-- Problem description --
Repeat the lines below exactly as they appear, but leave out the images.

-- Data shown --
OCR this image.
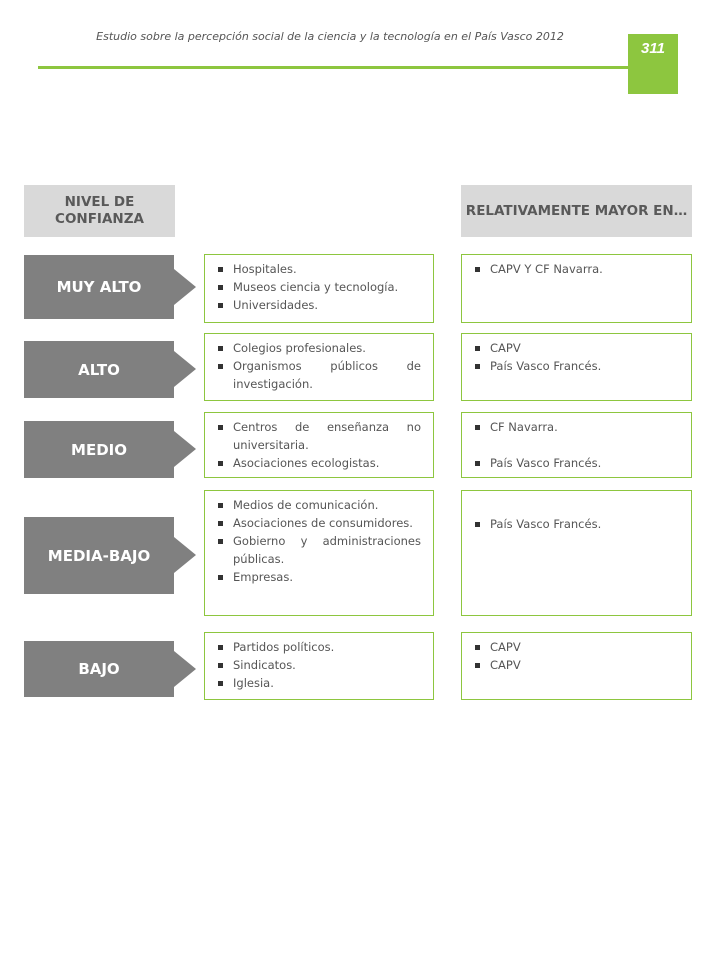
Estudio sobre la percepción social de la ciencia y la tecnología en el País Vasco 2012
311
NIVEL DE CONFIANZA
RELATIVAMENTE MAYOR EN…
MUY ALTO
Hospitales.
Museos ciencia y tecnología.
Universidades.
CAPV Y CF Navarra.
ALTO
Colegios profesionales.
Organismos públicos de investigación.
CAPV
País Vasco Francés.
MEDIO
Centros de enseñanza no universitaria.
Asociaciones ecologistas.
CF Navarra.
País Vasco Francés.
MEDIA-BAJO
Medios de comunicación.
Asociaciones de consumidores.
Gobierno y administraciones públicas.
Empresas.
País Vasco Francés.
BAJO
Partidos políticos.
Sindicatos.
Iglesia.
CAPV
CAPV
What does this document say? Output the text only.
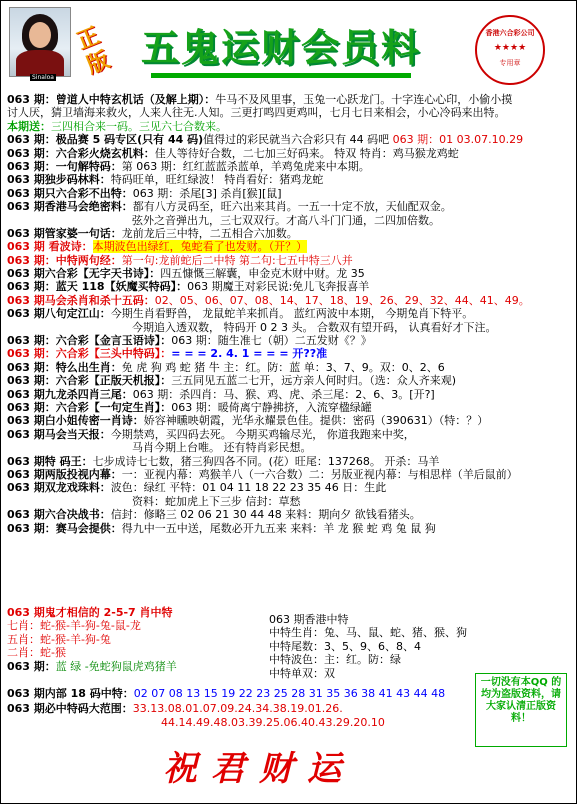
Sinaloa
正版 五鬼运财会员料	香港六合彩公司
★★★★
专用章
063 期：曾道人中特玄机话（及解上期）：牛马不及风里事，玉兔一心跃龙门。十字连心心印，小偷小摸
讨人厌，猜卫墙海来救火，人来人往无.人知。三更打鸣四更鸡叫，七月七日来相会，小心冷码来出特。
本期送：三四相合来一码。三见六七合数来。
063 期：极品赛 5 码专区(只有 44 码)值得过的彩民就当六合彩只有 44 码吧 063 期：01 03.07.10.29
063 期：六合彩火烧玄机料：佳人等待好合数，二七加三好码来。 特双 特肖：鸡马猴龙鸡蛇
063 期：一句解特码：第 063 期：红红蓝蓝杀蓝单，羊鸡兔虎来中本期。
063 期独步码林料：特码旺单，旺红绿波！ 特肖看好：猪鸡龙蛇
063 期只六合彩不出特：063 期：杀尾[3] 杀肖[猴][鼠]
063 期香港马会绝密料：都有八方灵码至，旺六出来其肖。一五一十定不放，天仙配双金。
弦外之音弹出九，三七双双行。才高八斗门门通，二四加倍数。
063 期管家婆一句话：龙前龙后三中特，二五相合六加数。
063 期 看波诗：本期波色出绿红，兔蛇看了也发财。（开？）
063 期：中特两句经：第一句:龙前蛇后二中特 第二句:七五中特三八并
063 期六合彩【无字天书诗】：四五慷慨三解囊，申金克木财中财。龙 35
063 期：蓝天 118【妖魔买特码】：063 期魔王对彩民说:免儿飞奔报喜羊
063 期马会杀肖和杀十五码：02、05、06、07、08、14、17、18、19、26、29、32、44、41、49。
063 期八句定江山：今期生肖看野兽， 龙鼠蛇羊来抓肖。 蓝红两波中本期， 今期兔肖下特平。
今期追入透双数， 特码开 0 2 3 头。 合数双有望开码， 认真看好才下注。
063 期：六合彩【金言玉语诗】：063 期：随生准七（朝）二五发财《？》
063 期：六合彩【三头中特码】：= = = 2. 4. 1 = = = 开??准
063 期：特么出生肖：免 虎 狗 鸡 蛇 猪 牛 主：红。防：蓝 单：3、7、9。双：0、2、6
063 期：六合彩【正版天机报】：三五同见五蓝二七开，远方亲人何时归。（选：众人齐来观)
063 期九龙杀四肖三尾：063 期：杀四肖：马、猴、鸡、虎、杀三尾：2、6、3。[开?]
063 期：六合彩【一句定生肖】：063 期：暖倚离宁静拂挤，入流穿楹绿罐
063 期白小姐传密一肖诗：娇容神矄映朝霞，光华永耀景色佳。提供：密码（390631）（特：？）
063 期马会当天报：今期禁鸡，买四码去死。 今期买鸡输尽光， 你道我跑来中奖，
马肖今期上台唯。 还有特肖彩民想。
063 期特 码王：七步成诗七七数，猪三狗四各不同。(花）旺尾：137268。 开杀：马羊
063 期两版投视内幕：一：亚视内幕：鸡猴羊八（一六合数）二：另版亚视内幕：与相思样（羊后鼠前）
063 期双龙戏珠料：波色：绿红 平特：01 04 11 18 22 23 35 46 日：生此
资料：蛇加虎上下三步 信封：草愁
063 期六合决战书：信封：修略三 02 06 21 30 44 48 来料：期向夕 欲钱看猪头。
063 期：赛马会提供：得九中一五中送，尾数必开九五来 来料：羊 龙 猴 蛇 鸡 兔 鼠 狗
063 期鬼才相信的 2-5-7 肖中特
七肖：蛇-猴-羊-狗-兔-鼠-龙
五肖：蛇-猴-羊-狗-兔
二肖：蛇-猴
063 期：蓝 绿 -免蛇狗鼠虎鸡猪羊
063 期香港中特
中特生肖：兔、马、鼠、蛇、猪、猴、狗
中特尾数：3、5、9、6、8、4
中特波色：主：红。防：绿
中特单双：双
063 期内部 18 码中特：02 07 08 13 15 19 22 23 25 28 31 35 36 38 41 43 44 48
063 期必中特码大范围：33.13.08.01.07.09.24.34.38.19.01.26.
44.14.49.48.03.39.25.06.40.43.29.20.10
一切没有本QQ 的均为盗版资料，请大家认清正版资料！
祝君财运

-- Correct output --
OCR this image.
Estudio sobre la percepción social de la ciencia y la tecnología en el País Vasco 2012
311
NIVEL DE CONFIANZA
RELATIVAMENTE MAYOR EN…
MUY ALTO
Hospitales.
Museos ciencia y tecnología.
Universidades.
CAPV Y CF Navarra.
ALTO
Colegios profesionales.
Organismos públicos de investigación.
CAPV
País Vasco Francés.
MEDIO
Centros de enseñanza no universitaria.
Asociaciones ecologistas.
CF Navarra.
País Vasco Francés.
MEDIA-BAJO
Medios de comunicación.
Asociaciones de consumidores.
Gobierno y administraciones públicas.
Empresas.
País Vasco Francés.
BAJO
Partidos políticos.
Sindicatos.
Iglesia.
CAPV
CAPV
What does this document say? Output the text only.
Sinaloa
正版 五鬼运财会员料	香港六合彩公司
★★★★
专用章
063 期：曾道人中特玄机话（及解上期）：牛马不及风里事，玉兔一心跃龙门。十字连心心印，小偷小摸
讨人厌，猜卫墙海来救火，人来人往无.人知。三更打鸣四更鸡叫，七月七日来相会，小心冷码来出特。
本期送：三四相合来一码。三见六七合数来。
063 期：极品赛 5 码专区(只有 44 码)值得过的彩民就当六合彩只有 44 码吧 063 期：01 03.07.10.29
063 期：六合彩火烧玄机料：佳人等待好合数，二七加三好码来。 特双 特肖：鸡马猴龙鸡蛇
063 期：一句解特码：第 063 期：红红蓝蓝杀蓝单，羊鸡兔虎来中本期。
063 期独步码林料：特码旺单，旺红绿波！ 特肖看好：猪鸡龙蛇
063 期只六合彩不出特：063 期：杀尾[3] 杀肖[猴][鼠]
063 期香港马会绝密料：都有八方灵码至，旺六出来其肖。一五一十定不放，天仙配双金。
弦外之音弹出九，三七双双行。才高八斗门门通，二四加倍数。
063 期管家婆一句话：龙前龙后三中特，二五相合六加数。
063 期 看波诗：本期波色出绿红，兔蛇看了也发财。（开？）
063 期：中特两句经：第一句:龙前蛇后二中特 第二句:七五中特三八并
063 期六合彩【无字天书诗】：四五慷慨三解囊，申金克木财中财。龙 35
063 期：蓝天 118【妖魔买特码】：063 期魔王对彩民说:免儿飞奔报喜羊
063 期马会杀肖和杀十五码：02、05、06、07、08、14、17、18、19、26、29、32、44、41、49。
063 期八句定江山：今期生肖看野兽， 龙鼠蛇羊来抓肖。 蓝红两波中本期， 今期兔肖下特平。
今期追入透双数， 特码开 0 2 3 头。 合数双有望开码， 认真看好才下注。
063 期：六合彩【金言玉语诗】：063 期：随生准七（朝）二五发财《？》
063 期：六合彩【三头中特码】：= = = 2. 4. 1 = = = 开??准
063 期：特么出生肖：免 虎 狗 鸡 蛇 猪 牛 主：红。防：蓝 单：3、7、9。双：0、2、6
063 期：六合彩【正版天机报】：三五同见五蓝二七开，远方亲人何时归。（选：众人齐来观)
063 期九龙杀四肖三尾：063 期：杀四肖：马、猴、鸡、虎、杀三尾：2、6、3。[开?]
063 期：六合彩【一句定生肖】：063 期：暖倚离宁静拂挤，入流穿楹绿罐
063 期白小姐传密一肖诗：娇容神矄映朝霞，光华永耀景色佳。提供：密码（390631）（特：？）
063 期马会当天报：今期禁鸡，买四码去死。 今期买鸡输尽光， 你道我跑来中奖，
马肖今期上台唯。 还有特肖彩民想。
063 期特 码王：七步成诗七七数，猪三狗四各不同。(花）旺尾：137268。 开杀：马羊
063 期两版投视内幕：一：亚视内幕：鸡猴羊八（一六合数）二：另版亚视内幕：与相思样（羊后鼠前）
063 期双龙戏珠料：波色：绿红 平特：01 04 11 18 22 23 35 46 日：生此
资料：蛇加虎上下三步 信封：草愁
063 期六合决战书：信封：修略三 02 06 21 30 44 48 来料：期向夕 欲钱看猪头。
063 期：赛马会提供：得九中一五中送，尾数必开九五来 来料：羊 龙 猴 蛇 鸡 兔 鼠 狗
063 期鬼才相信的 2-5-7 肖中特
七肖：蛇-猴-羊-狗-兔-鼠-龙
五肖：蛇-猴-羊-狗-兔
二肖：蛇-猴
063 期：蓝 绿 -免蛇狗鼠虎鸡猪羊
063 期香港中特
中特生肖：兔、马、鼠、蛇、猪、猴、狗
中特尾数：3、5、9、6、8、4
中特波色：主：红。防：绿
中特单双：双
063 期内部 18 码中特：02 07 08 13 15 19 22 23 25 28 31 35 36 38 41 43 44 48
063 期必中特码大范围：33.13.08.01.07.09.24.34.38.19.01.26.
44.14.49.48.03.39.25.06.40.43.29.20.10
一切没有本QQ 的均为盗版资料，请大家认清正版资料！
祝君财运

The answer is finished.